→ WHAT TO WORK ON
Omit the pictures and return every entry exactly as written.

Rows from a figure dataset:
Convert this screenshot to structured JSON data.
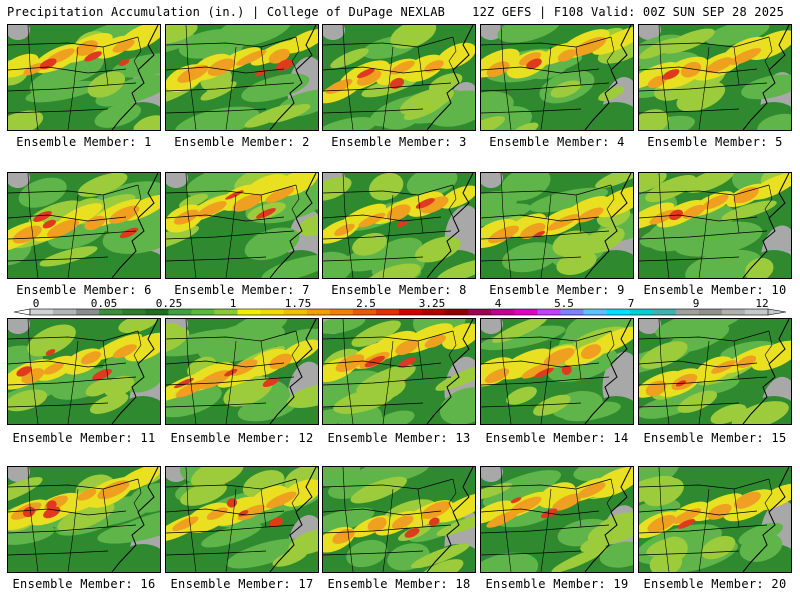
{
  "header": {
    "title": "Precipitation Accumulation (in.) | College of DuPage NEXLAB",
    "run_info": "12Z GEFS | F108 Valid: 00Z SUN SEP 28 2025"
  },
  "colorbar": {
    "tick_labels": [
      "0",
      "0.05",
      "0.25",
      "1",
      "1.75",
      "2.5",
      "3.25",
      "4",
      "5.5",
      "7",
      "9",
      "12"
    ],
    "colors": [
      "#d2d2d2",
      "#b4b4b4",
      "#8c8c8c",
      "#3f8c3f",
      "#2e7d2e",
      "#1f6e1f",
      "#3fa03f",
      "#5ab83c",
      "#8cc83c",
      "#f0f000",
      "#f0dc00",
      "#f0c000",
      "#f0a000",
      "#f08000",
      "#e85a00",
      "#e03000",
      "#d00000",
      "#b00000",
      "#900000",
      "#a00050",
      "#c00090",
      "#e000c0",
      "#c040ff",
      "#8080ff",
      "#60c0ff",
      "#00e0ff",
      "#00d0d0",
      "#40b0b0",
      "#a0a0a0",
      "#909090",
      "#b0b0b0",
      "#c8c8c8"
    ]
  },
  "map_colors": {
    "base": "#2f8a2f",
    "light_green": "#5fb54a",
    "yellow_green": "#9ccc3c",
    "yellow": "#e8e020",
    "orange": "#f0a020",
    "red": "#e03a1e",
    "gray": "#a8a8a8",
    "border": "#000000"
  },
  "members": [
    {
      "label": "Ensemble Member: 1"
    },
    {
      "label": "Ensemble Member: 2"
    },
    {
      "label": "Ensemble Member: 3"
    },
    {
      "label": "Ensemble Member: 4"
    },
    {
      "label": "Ensemble Member: 5"
    },
    {
      "label": "Ensemble Member: 6"
    },
    {
      "label": "Ensemble Member: 7"
    },
    {
      "label": "Ensemble Member: 8"
    },
    {
      "label": "Ensemble Member: 9"
    },
    {
      "label": "Ensemble Member: 10"
    },
    {
      "label": "Ensemble Member: 11"
    },
    {
      "label": "Ensemble Member: 12"
    },
    {
      "label": "Ensemble Member: 13"
    },
    {
      "label": "Ensemble Member: 14"
    },
    {
      "label": "Ensemble Member: 15"
    },
    {
      "label": "Ensemble Member: 16"
    },
    {
      "label": "Ensemble Member: 17"
    },
    {
      "label": "Ensemble Member: 18"
    },
    {
      "label": "Ensemble Member: 19"
    },
    {
      "label": "Ensemble Member: 20"
    }
  ]
}
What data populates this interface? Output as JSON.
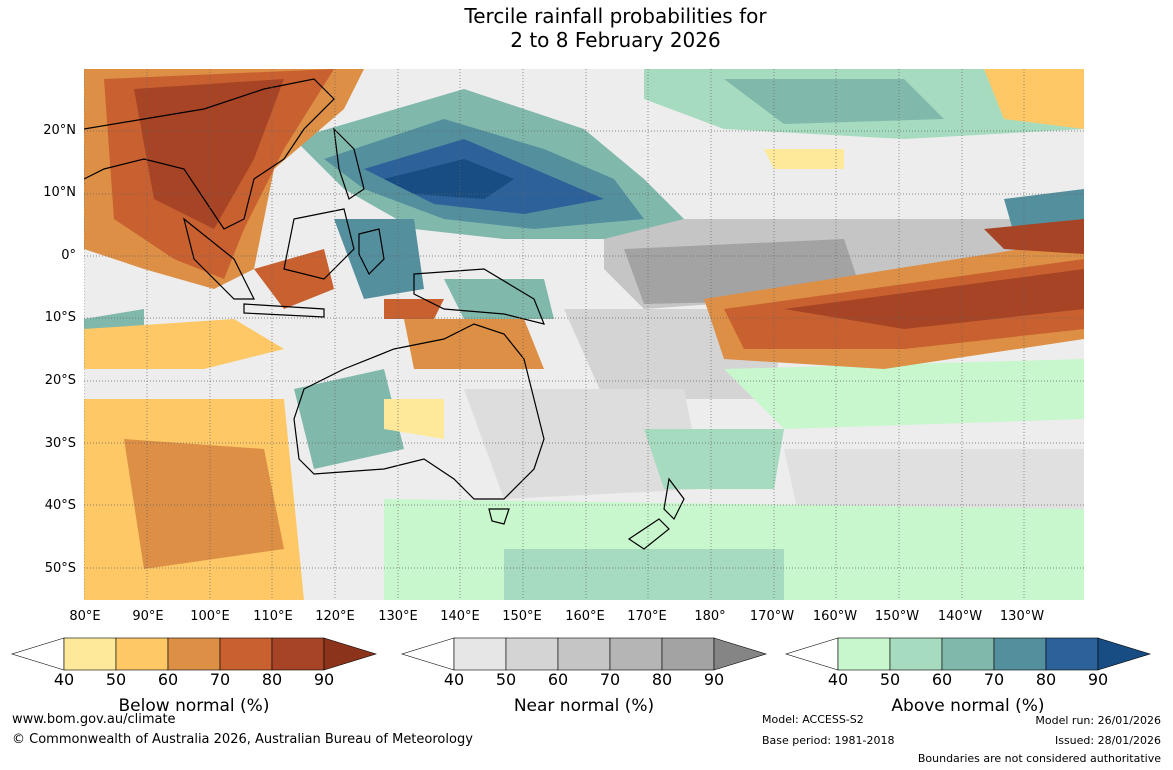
{
  "title": {
    "line1": "Tercile rainfall probabilities for",
    "line2": "2 to 8 February 2026"
  },
  "map": {
    "latitude_labels": [
      "20°N",
      "10°N",
      "0°",
      "10°S",
      "20°S",
      "30°S",
      "40°S",
      "50°S"
    ],
    "longitude_labels": [
      "80°E",
      "90°E",
      "100°E",
      "110°E",
      "120°E",
      "130°E",
      "140°E",
      "150°E",
      "160°E",
      "170°E",
      "180°",
      "170°W",
      "160°W",
      "150°W",
      "140°W",
      "130°W"
    ]
  },
  "legends": {
    "below": {
      "title": "Below normal (%)",
      "ticks": [
        "40",
        "50",
        "60",
        "70",
        "80",
        "90"
      ],
      "colors": [
        "#ffffff",
        "#fee99a",
        "#fdc865",
        "#dc8f45",
        "#c9602f",
        "#a64425",
        "#8c331c"
      ]
    },
    "near": {
      "title": "Near normal (%)",
      "ticks": [
        "40",
        "50",
        "60",
        "70",
        "80",
        "90"
      ],
      "colors": [
        "#ffffff",
        "#e6e6e6",
        "#d4d4d4",
        "#c5c5c5",
        "#b5b5b5",
        "#a3a3a3",
        "#858585"
      ]
    },
    "above": {
      "title": "Above normal (%)",
      "ticks": [
        "40",
        "50",
        "60",
        "70",
        "80",
        "90"
      ],
      "colors": [
        "#ffffff",
        "#c8f7cd",
        "#a6dbc0",
        "#80b8ab",
        "#548f9e",
        "#2d6199",
        "#174d82"
      ]
    }
  },
  "footer": {
    "website": "www.bom.gov.au/climate",
    "copyright": "© Commonwealth of Australia 2026, Australian Bureau of Meteorology",
    "model": "Model: ACCESS-S2",
    "base_period": "Base period: 1981-2018",
    "model_run": "Model run: 26/01/2026",
    "issued": "Issued: 28/01/2026",
    "disclaimer": "Boundaries are not considered authoritative"
  }
}
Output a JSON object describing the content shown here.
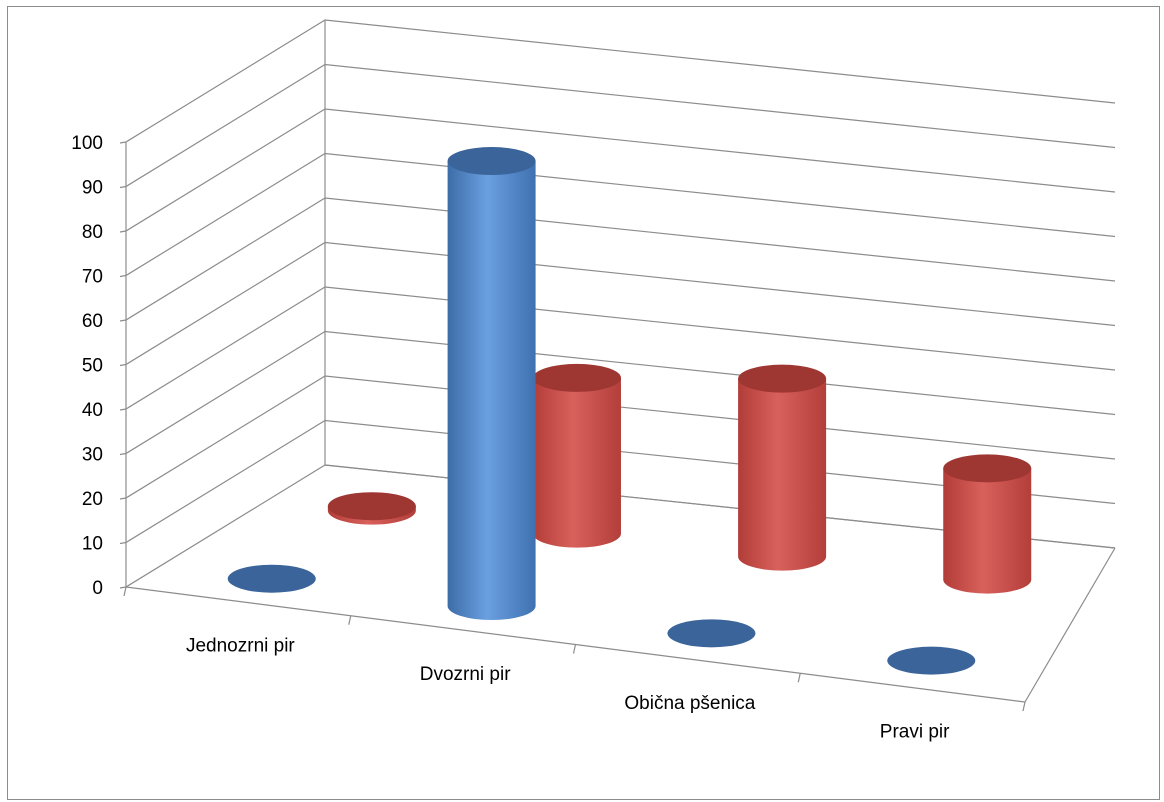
{
  "chart_data": {
    "type": "bar",
    "style": "3d-cylinder",
    "title": "",
    "xlabel": "",
    "ylabel": "",
    "categories": [
      "Jednozrni pir",
      "Dvozrni pir",
      "Obična pšenica",
      "Pravi pir"
    ],
    "series": [
      {
        "color": "#4f81bd",
        "values": [
          0,
          100,
          0,
          0
        ]
      },
      {
        "color": "#c0504d",
        "values": [
          1,
          35,
          40,
          25
        ]
      }
    ],
    "yticks": [
      "0",
      "10",
      "20",
      "30",
      "40",
      "50",
      "60",
      "70",
      "80",
      "90",
      "100"
    ],
    "ylim": [
      0,
      100
    ],
    "grid": true,
    "legend": "none"
  }
}
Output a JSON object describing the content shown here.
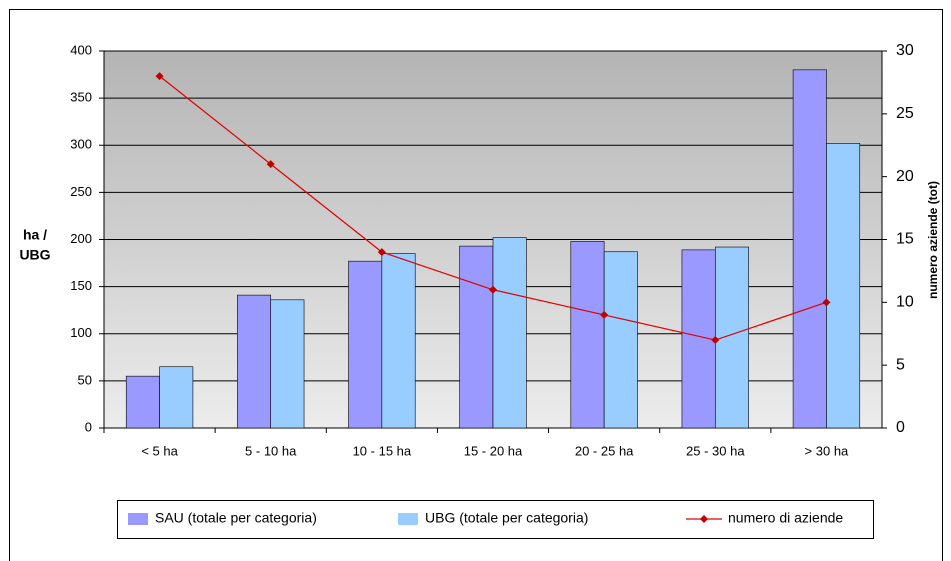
{
  "chart_data": {
    "type": "bar_line",
    "y_label": [
      "ha /",
      "UBG"
    ],
    "y2_label": "numero aziende (tot)",
    "categories": [
      "< 5 ha",
      "5 - 10 ha",
      "10 - 15 ha",
      "15 - 20 ha",
      "20 - 25 ha",
      "25 - 30 ha",
      "> 30 ha"
    ],
    "series": [
      {
        "name": "SAU (totale per categoria)",
        "type": "bar",
        "color": "#9999ff",
        "values": [
          55,
          141,
          177,
          193,
          198,
          189,
          380
        ]
      },
      {
        "name": "UBG (totale per categoria)",
        "type": "bar",
        "color": "#99ccff",
        "values": [
          65,
          136,
          185,
          202,
          187,
          192,
          302
        ]
      },
      {
        "name": "numero di aziende",
        "type": "line",
        "axis": "y2",
        "color": "#e00000",
        "values": [
          28,
          21,
          14,
          11,
          9,
          7,
          10
        ]
      }
    ],
    "ylim": [
      0,
      400
    ],
    "yticks": [
      0,
      50,
      100,
      150,
      200,
      250,
      300,
      350,
      400
    ],
    "y2lim": [
      0,
      30
    ],
    "y2ticks": [
      0,
      5,
      10,
      15,
      20,
      25,
      30
    ],
    "grid": true,
    "legend": "bottom"
  }
}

→ EXERCISE SOLUTION
Convert this screenshot to structured JSON data.
{
  "header": {
    "title": "Precipitation Accumulation (in.) | College of DuPage NEXLAB",
    "run_info": "12Z GEFS | F108 Valid: 00Z SUN SEP 28 2025"
  },
  "colorbar": {
    "tick_labels": [
      "0",
      "0.05",
      "0.25",
      "1",
      "1.75",
      "2.5",
      "3.25",
      "4",
      "5.5",
      "7",
      "9",
      "12"
    ],
    "colors": [
      "#d2d2d2",
      "#b4b4b4",
      "#8c8c8c",
      "#3f8c3f",
      "#2e7d2e",
      "#1f6e1f",
      "#3fa03f",
      "#5ab83c",
      "#8cc83c",
      "#f0f000",
      "#f0dc00",
      "#f0c000",
      "#f0a000",
      "#f08000",
      "#e85a00",
      "#e03000",
      "#d00000",
      "#b00000",
      "#900000",
      "#a00050",
      "#c00090",
      "#e000c0",
      "#c040ff",
      "#8080ff",
      "#60c0ff",
      "#00e0ff",
      "#00d0d0",
      "#40b0b0",
      "#a0a0a0",
      "#909090",
      "#b0b0b0",
      "#c8c8c8"
    ]
  },
  "map_colors": {
    "base": "#2f8a2f",
    "light_green": "#5fb54a",
    "yellow_green": "#9ccc3c",
    "yellow": "#e8e020",
    "orange": "#f0a020",
    "red": "#e03a1e",
    "gray": "#a8a8a8",
    "border": "#000000"
  },
  "members": [
    {
      "label": "Ensemble Member: 1"
    },
    {
      "label": "Ensemble Member: 2"
    },
    {
      "label": "Ensemble Member: 3"
    },
    {
      "label": "Ensemble Member: 4"
    },
    {
      "label": "Ensemble Member: 5"
    },
    {
      "label": "Ensemble Member: 6"
    },
    {
      "label": "Ensemble Member: 7"
    },
    {
      "label": "Ensemble Member: 8"
    },
    {
      "label": "Ensemble Member: 9"
    },
    {
      "label": "Ensemble Member: 10"
    },
    {
      "label": "Ensemble Member: 11"
    },
    {
      "label": "Ensemble Member: 12"
    },
    {
      "label": "Ensemble Member: 13"
    },
    {
      "label": "Ensemble Member: 14"
    },
    {
      "label": "Ensemble Member: 15"
    },
    {
      "label": "Ensemble Member: 16"
    },
    {
      "label": "Ensemble Member: 17"
    },
    {
      "label": "Ensemble Member: 18"
    },
    {
      "label": "Ensemble Member: 19"
    },
    {
      "label": "Ensemble Member: 20"
    }
  ]
}
What data populates this interface? Output as JSON.
{
  "title": {
    "line1": "Tercile rainfall probabilities for",
    "line2": "2 to 8 February 2026"
  },
  "map": {
    "latitude_labels": [
      "20°N",
      "10°N",
      "0°",
      "10°S",
      "20°S",
      "30°S",
      "40°S",
      "50°S"
    ],
    "longitude_labels": [
      "80°E",
      "90°E",
      "100°E",
      "110°E",
      "120°E",
      "130°E",
      "140°E",
      "150°E",
      "160°E",
      "170°E",
      "180°",
      "170°W",
      "160°W",
      "150°W",
      "140°W",
      "130°W"
    ]
  },
  "legends": {
    "below": {
      "title": "Below normal (%)",
      "ticks": [
        "40",
        "50",
        "60",
        "70",
        "80",
        "90"
      ],
      "colors": [
        "#ffffff",
        "#fee99a",
        "#fdc865",
        "#dc8f45",
        "#c9602f",
        "#a64425",
        "#8c331c"
      ]
    },
    "near": {
      "title": "Near normal (%)",
      "ticks": [
        "40",
        "50",
        "60",
        "70",
        "80",
        "90"
      ],
      "colors": [
        "#ffffff",
        "#e6e6e6",
        "#d4d4d4",
        "#c5c5c5",
        "#b5b5b5",
        "#a3a3a3",
        "#858585"
      ]
    },
    "above": {
      "title": "Above normal (%)",
      "ticks": [
        "40",
        "50",
        "60",
        "70",
        "80",
        "90"
      ],
      "colors": [
        "#ffffff",
        "#c8f7cd",
        "#a6dbc0",
        "#80b8ab",
        "#548f9e",
        "#2d6199",
        "#174d82"
      ]
    }
  },
  "footer": {
    "website": "www.bom.gov.au/climate",
    "copyright": "© Commonwealth of Australia 2026, Australian Bureau of Meteorology",
    "model": "Model: ACCESS-S2",
    "base_period": "Base period: 1981-2018",
    "model_run": "Model run: 26/01/2026",
    "issued": "Issued: 28/01/2026",
    "disclaimer": "Boundaries are not considered authoritative"
  }
}
Output a JSON object describing the content shown here.
{
  "chart_data": {
    "type": "bar",
    "style": "3d-cylinder",
    "title": "",
    "xlabel": "",
    "ylabel": "",
    "categories": [
      "Jednozrni pir",
      "Dvozrni pir",
      "Obična pšenica",
      "Pravi pir"
    ],
    "series": [
      {
        "color": "#4f81bd",
        "values": [
          0,
          100,
          0,
          0
        ]
      },
      {
        "color": "#c0504d",
        "values": [
          1,
          35,
          40,
          25
        ]
      }
    ],
    "yticks": [
      "0",
      "10",
      "20",
      "30",
      "40",
      "50",
      "60",
      "70",
      "80",
      "90",
      "100"
    ],
    "ylim": [
      0,
      100
    ],
    "grid": true,
    "legend": "none"
  }
}
Output a JSON object describing the content shown here.
{
  "chart_data": {
    "type": "bar_line",
    "y_label": [
      "ha /",
      "UBG"
    ],
    "y2_label": "numero aziende (tot)",
    "categories": [
      "< 5 ha",
      "5 - 10 ha",
      "10 - 15 ha",
      "15 - 20 ha",
      "20 - 25 ha",
      "25 - 30 ha",
      "> 30 ha"
    ],
    "series": [
      {
        "name": "SAU (totale per categoria)",
        "type": "bar",
        "color": "#9999ff",
        "values": [
          55,
          141,
          177,
          193,
          198,
          189,
          380
        ]
      },
      {
        "name": "UBG (totale per categoria)",
        "type": "bar",
        "color": "#99ccff",
        "values": [
          65,
          136,
          185,
          202,
          187,
          192,
          302
        ]
      },
      {
        "name": "numero di aziende",
        "type": "line",
        "axis": "y2",
        "color": "#e00000",
        "values": [
          28,
          21,
          14,
          11,
          9,
          7,
          10
        ]
      }
    ],
    "ylim": [
      0,
      400
    ],
    "yticks": [
      0,
      50,
      100,
      150,
      200,
      250,
      300,
      350,
      400
    ],
    "y2lim": [
      0,
      30
    ],
    "y2ticks": [
      0,
      5,
      10,
      15,
      20,
      25,
      30
    ],
    "grid": true,
    "legend": "bottom"
  }
}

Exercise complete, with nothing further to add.